_Problem to solve:_ Collect all lines below with the string "color".

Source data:
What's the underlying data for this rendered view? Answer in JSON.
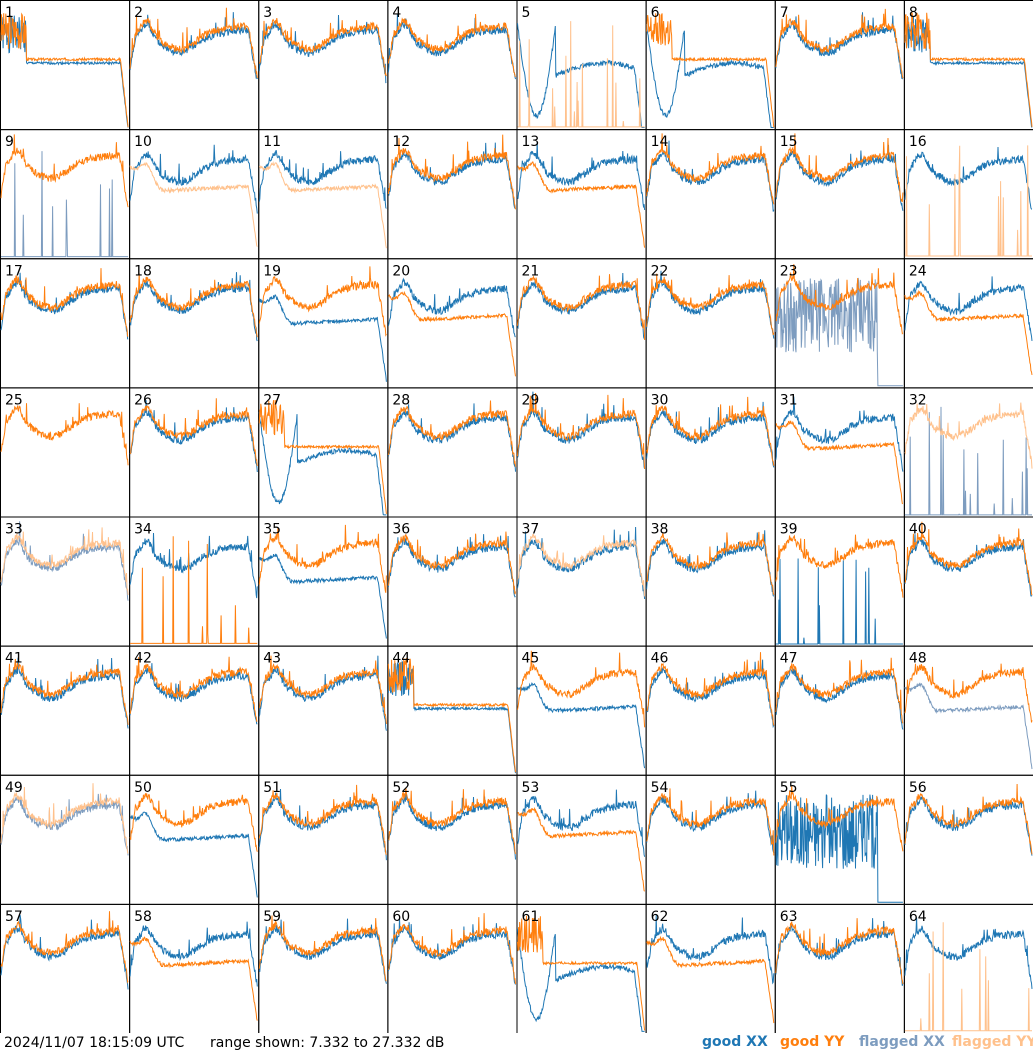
{
  "chart_data": {
    "type": "line",
    "title": "",
    "layout": "8x8 grid of per-antenna spectra",
    "timestamp": "2024/11/07 18:15:09 UTC",
    "range_text": "range shown: 7.332 to 27.332 dB",
    "ylim": [
      7.332,
      27.332
    ],
    "legend": [
      {
        "label": "good XX",
        "color": "#1f77b4"
      },
      {
        "label": "good YY",
        "color": "#ff7f0e"
      },
      {
        "label": "flagged XX",
        "color": "#7d9cbf"
      },
      {
        "label": "flagged YY",
        "color": "#ffc18c"
      }
    ],
    "panels": [
      {
        "label": "1",
        "xx": "flat",
        "yy": "flat",
        "xx_flagged": false,
        "yy_flagged": false
      },
      {
        "label": "2",
        "xx": "normal",
        "yy": "normal",
        "xx_flagged": false,
        "yy_flagged": false
      },
      {
        "label": "3",
        "xx": "normal",
        "yy": "normal",
        "xx_flagged": false,
        "yy_flagged": false
      },
      {
        "label": "4",
        "xx": "normal",
        "yy": "normal",
        "xx_flagged": false,
        "yy_flagged": false
      },
      {
        "label": "5",
        "xx": "dip",
        "yy": "dead",
        "xx_flagged": false,
        "yy_flagged": true
      },
      {
        "label": "6",
        "xx": "dip",
        "yy": "flat",
        "xx_flagged": false,
        "yy_flagged": false
      },
      {
        "label": "7",
        "xx": "normal",
        "yy": "normal",
        "xx_flagged": false,
        "yy_flagged": false
      },
      {
        "label": "8",
        "xx": "flat",
        "yy": "flat",
        "xx_flagged": false,
        "yy_flagged": false
      },
      {
        "label": "9",
        "xx": "dead",
        "yy": "normal",
        "xx_flagged": true,
        "yy_flagged": false
      },
      {
        "label": "10",
        "xx": "normal",
        "yy": "low",
        "xx_flagged": false,
        "yy_flagged": true
      },
      {
        "label": "11",
        "xx": "normal",
        "yy": "low",
        "xx_flagged": false,
        "yy_flagged": true
      },
      {
        "label": "12",
        "xx": "normal",
        "yy": "normal",
        "xx_flagged": false,
        "yy_flagged": false
      },
      {
        "label": "13",
        "xx": "normal",
        "yy": "low",
        "xx_flagged": false,
        "yy_flagged": false
      },
      {
        "label": "14",
        "xx": "normal",
        "yy": "normal",
        "xx_flagged": false,
        "yy_flagged": false
      },
      {
        "label": "15",
        "xx": "normal",
        "yy": "normal",
        "xx_flagged": false,
        "yy_flagged": false
      },
      {
        "label": "16",
        "xx": "normal",
        "yy": "dead",
        "xx_flagged": false,
        "yy_flagged": true
      },
      {
        "label": "17",
        "xx": "normal",
        "yy": "normal",
        "xx_flagged": false,
        "yy_flagged": false
      },
      {
        "label": "18",
        "xx": "normal",
        "yy": "normal",
        "xx_flagged": false,
        "yy_flagged": false
      },
      {
        "label": "19",
        "xx": "low",
        "yy": "normal",
        "xx_flagged": false,
        "yy_flagged": false
      },
      {
        "label": "20",
        "xx": "normal",
        "yy": "low",
        "xx_flagged": false,
        "yy_flagged": false
      },
      {
        "label": "21",
        "xx": "normal",
        "yy": "normal",
        "xx_flagged": false,
        "yy_flagged": false
      },
      {
        "label": "22",
        "xx": "normal",
        "yy": "normal",
        "xx_flagged": false,
        "yy_flagged": false
      },
      {
        "label": "23",
        "xx": "noise",
        "yy": "normal",
        "xx_flagged": true,
        "yy_flagged": false
      },
      {
        "label": "24",
        "xx": "normal",
        "yy": "low",
        "xx_flagged": false,
        "yy_flagged": false
      },
      {
        "label": "25",
        "xx": "none",
        "yy": "normal",
        "xx_flagged": false,
        "yy_flagged": false
      },
      {
        "label": "26",
        "xx": "normal",
        "yy": "normal",
        "xx_flagged": false,
        "yy_flagged": false
      },
      {
        "label": "27",
        "xx": "dip",
        "yy": "flat",
        "xx_flagged": false,
        "yy_flagged": false
      },
      {
        "label": "28",
        "xx": "normal",
        "yy": "normal",
        "xx_flagged": false,
        "yy_flagged": false
      },
      {
        "label": "29",
        "xx": "normal",
        "yy": "normal",
        "xx_flagged": false,
        "yy_flagged": false
      },
      {
        "label": "30",
        "xx": "normal",
        "yy": "normal",
        "xx_flagged": false,
        "yy_flagged": false
      },
      {
        "label": "31",
        "xx": "normal",
        "yy": "low",
        "xx_flagged": false,
        "yy_flagged": false
      },
      {
        "label": "32",
        "xx": "dead",
        "yy": "normal",
        "xx_flagged": true,
        "yy_flagged": true
      },
      {
        "label": "33",
        "xx": "normal",
        "yy": "normal",
        "xx_flagged": true,
        "yy_flagged": true
      },
      {
        "label": "34",
        "xx": "normal",
        "yy": "dead",
        "xx_flagged": false,
        "yy_flagged": false
      },
      {
        "label": "35",
        "xx": "low",
        "yy": "normal",
        "xx_flagged": false,
        "yy_flagged": false
      },
      {
        "label": "36",
        "xx": "normal",
        "yy": "normal",
        "xx_flagged": false,
        "yy_flagged": false
      },
      {
        "label": "37",
        "xx": "normal",
        "yy": "normal",
        "xx_flagged": false,
        "yy_flagged": true
      },
      {
        "label": "38",
        "xx": "normal",
        "yy": "normal",
        "xx_flagged": false,
        "yy_flagged": false
      },
      {
        "label": "39",
        "xx": "dead",
        "yy": "normal",
        "xx_flagged": false,
        "yy_flagged": false
      },
      {
        "label": "40",
        "xx": "normal",
        "yy": "normal",
        "xx_flagged": false,
        "yy_flagged": false
      },
      {
        "label": "41",
        "xx": "normal",
        "yy": "normal",
        "xx_flagged": false,
        "yy_flagged": false
      },
      {
        "label": "42",
        "xx": "normal",
        "yy": "normal",
        "xx_flagged": false,
        "yy_flagged": false
      },
      {
        "label": "43",
        "xx": "normal",
        "yy": "normal",
        "xx_flagged": false,
        "yy_flagged": false
      },
      {
        "label": "44",
        "xx": "flat",
        "yy": "flat",
        "xx_flagged": false,
        "yy_flagged": false
      },
      {
        "label": "45",
        "xx": "low",
        "yy": "normal",
        "xx_flagged": false,
        "yy_flagged": false
      },
      {
        "label": "46",
        "xx": "normal",
        "yy": "normal",
        "xx_flagged": false,
        "yy_flagged": false
      },
      {
        "label": "47",
        "xx": "normal",
        "yy": "normal",
        "xx_flagged": false,
        "yy_flagged": false
      },
      {
        "label": "48",
        "xx": "low",
        "yy": "normal",
        "xx_flagged": true,
        "yy_flagged": false
      },
      {
        "label": "49",
        "xx": "normal",
        "yy": "normal",
        "xx_flagged": true,
        "yy_flagged": true
      },
      {
        "label": "50",
        "xx": "low",
        "yy": "normal",
        "xx_flagged": false,
        "yy_flagged": false
      },
      {
        "label": "51",
        "xx": "normal",
        "yy": "normal",
        "xx_flagged": false,
        "yy_flagged": false
      },
      {
        "label": "52",
        "xx": "normal",
        "yy": "normal",
        "xx_flagged": false,
        "yy_flagged": false
      },
      {
        "label": "53",
        "xx": "normal",
        "yy": "low",
        "xx_flagged": false,
        "yy_flagged": false
      },
      {
        "label": "54",
        "xx": "normal",
        "yy": "normal",
        "xx_flagged": false,
        "yy_flagged": false
      },
      {
        "label": "55",
        "xx": "noise",
        "yy": "normal",
        "xx_flagged": false,
        "yy_flagged": false
      },
      {
        "label": "56",
        "xx": "normal",
        "yy": "normal",
        "xx_flagged": false,
        "yy_flagged": false
      },
      {
        "label": "57",
        "xx": "normal",
        "yy": "normal",
        "xx_flagged": false,
        "yy_flagged": false
      },
      {
        "label": "58",
        "xx": "normal",
        "yy": "low",
        "xx_flagged": false,
        "yy_flagged": false
      },
      {
        "label": "59",
        "xx": "normal",
        "yy": "normal",
        "xx_flagged": false,
        "yy_flagged": false
      },
      {
        "label": "60",
        "xx": "normal",
        "yy": "normal",
        "xx_flagged": false,
        "yy_flagged": false
      },
      {
        "label": "61",
        "xx": "dip",
        "yy": "flat",
        "xx_flagged": false,
        "yy_flagged": false
      },
      {
        "label": "62",
        "xx": "normal",
        "yy": "low",
        "xx_flagged": false,
        "yy_flagged": false
      },
      {
        "label": "63",
        "xx": "normal",
        "yy": "normal",
        "xx_flagged": false,
        "yy_flagged": false
      },
      {
        "label": "64",
        "xx": "normal",
        "yy": "dead",
        "xx_flagged": false,
        "yy_flagged": true
      }
    ]
  }
}
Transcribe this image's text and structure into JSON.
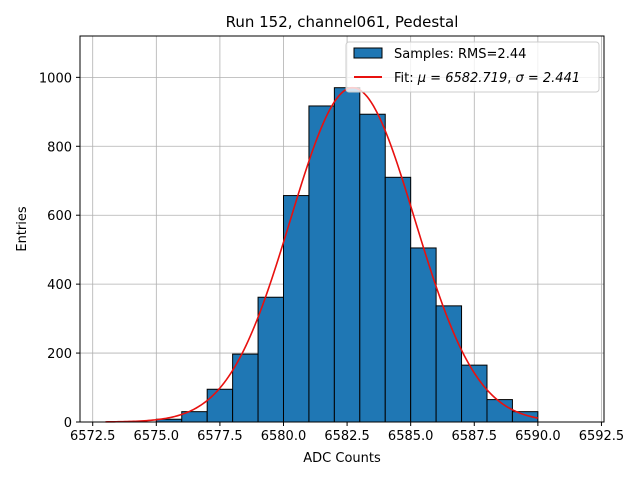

_Exercise response:_
        "color": "#1f77b4"
        "color": "#ff7f0e"
        "color": "#7d9cbf"
        "color": "#ffc18c"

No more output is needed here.